╔══
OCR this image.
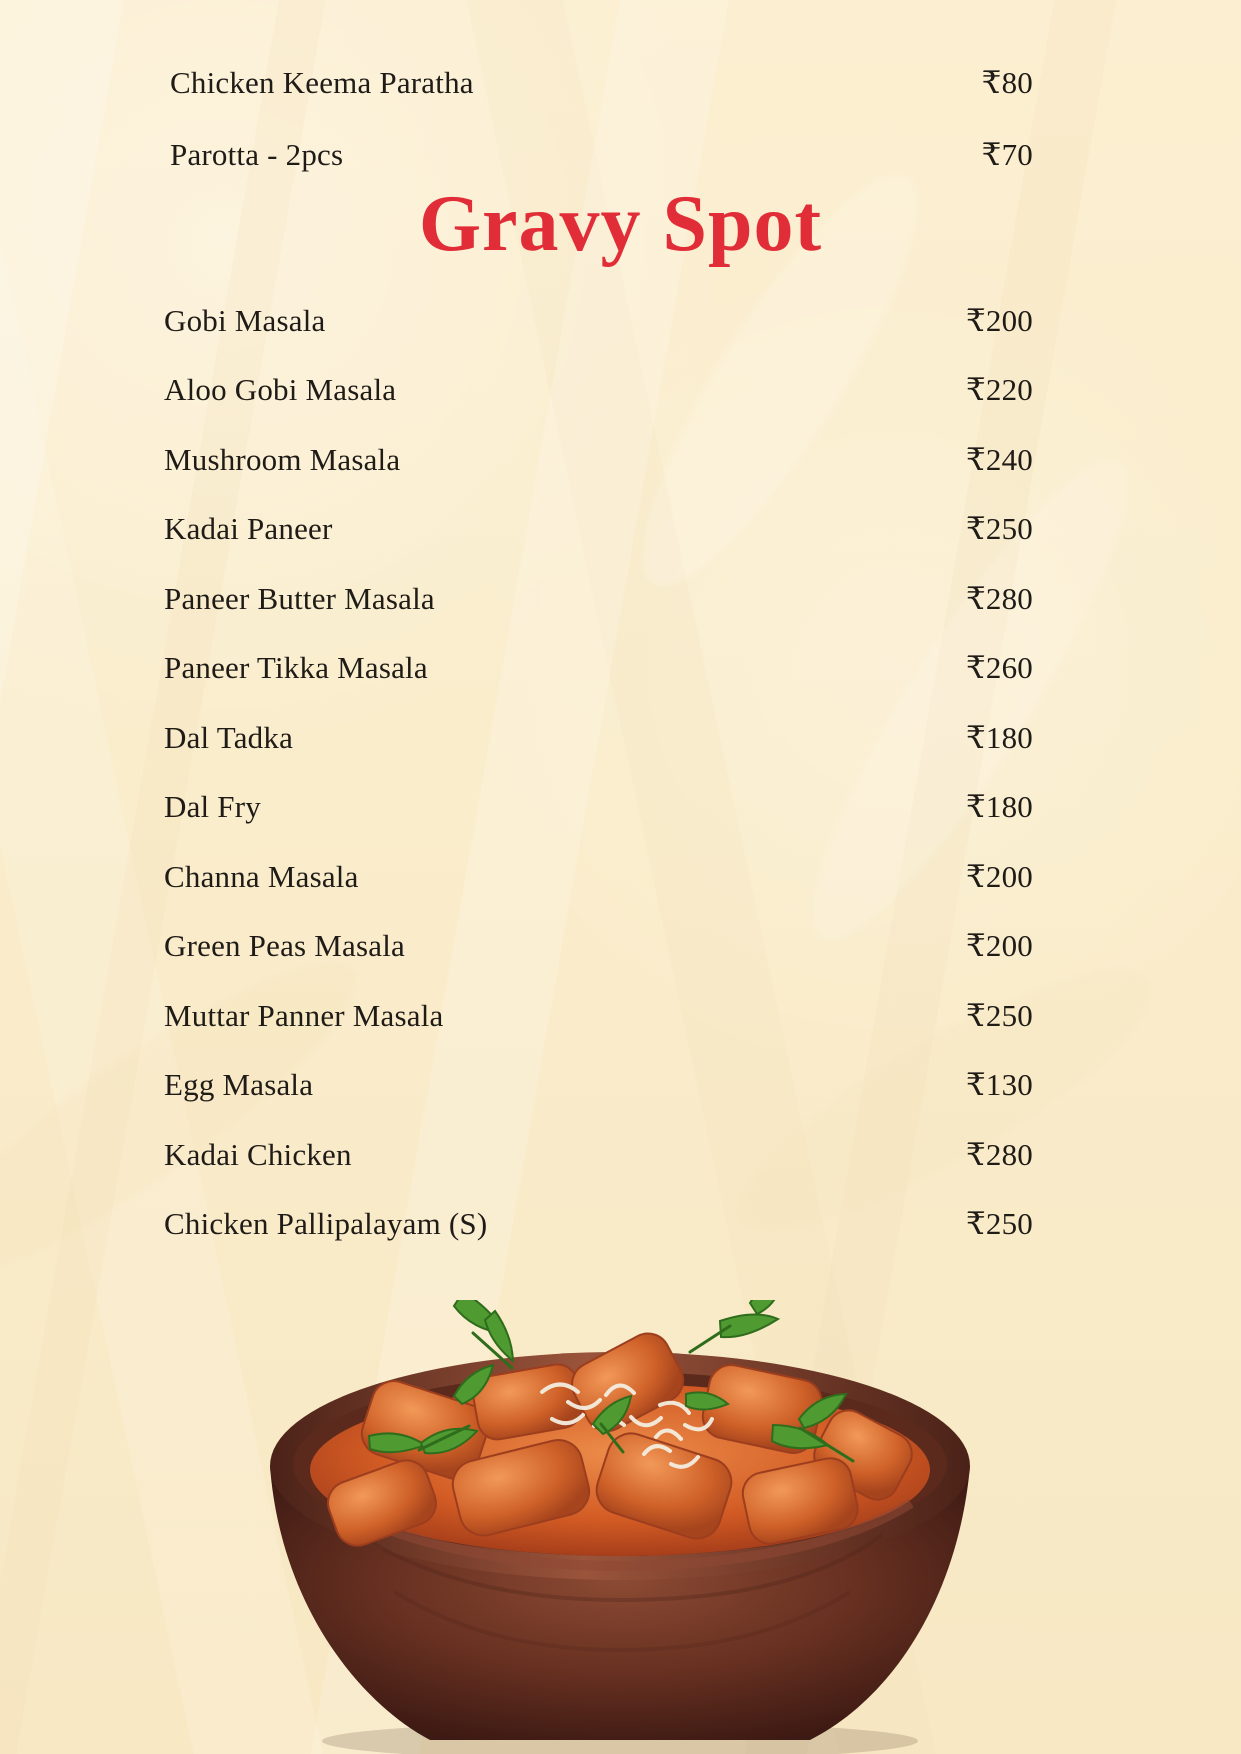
Chicken Keema Paratha	₹80
Parotta - 2pcs	₹70
Gravy Spot
Gobi Masala	₹200
Aloo Gobi Masala	₹220
Mushroom Masala	₹240
Kadai Paneer	₹250
Paneer Butter Masala	₹280
Paneer Tikka Masala	₹260
Dal Tadka	₹180
Dal Fry	₹180
Channa Masala	₹200
Green Peas Masala	₹200
Muttar Panner Masala	₹250
Egg Masala	₹130
Kadai Chicken	₹280
Chicken Pallipalayam (S)	₹250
╚══
--- Directions ---
Keep the pictures out of the copy and write out the data exactly as it stands.

--- Response for this exercise ---
OCR this image.
Chicken Keema Paratha	₹80
Parotta - 2pcs	₹70
Gravy Spot
Gobi Masala	₹200
Aloo Gobi Masala	₹220
Mushroom Masala	₹240
Kadai Paneer	₹250
Paneer Butter Masala	₹280
Paneer Tikka Masala	₹260
Dal Tadka	₹180
Dal Fry	₹180
Channa Masala	₹200
Green Peas Masala	₹200
Muttar Panner Masala	₹250
Egg Masala	₹130
Kadai Chicken	₹280
Chicken Pallipalayam (S)	₹250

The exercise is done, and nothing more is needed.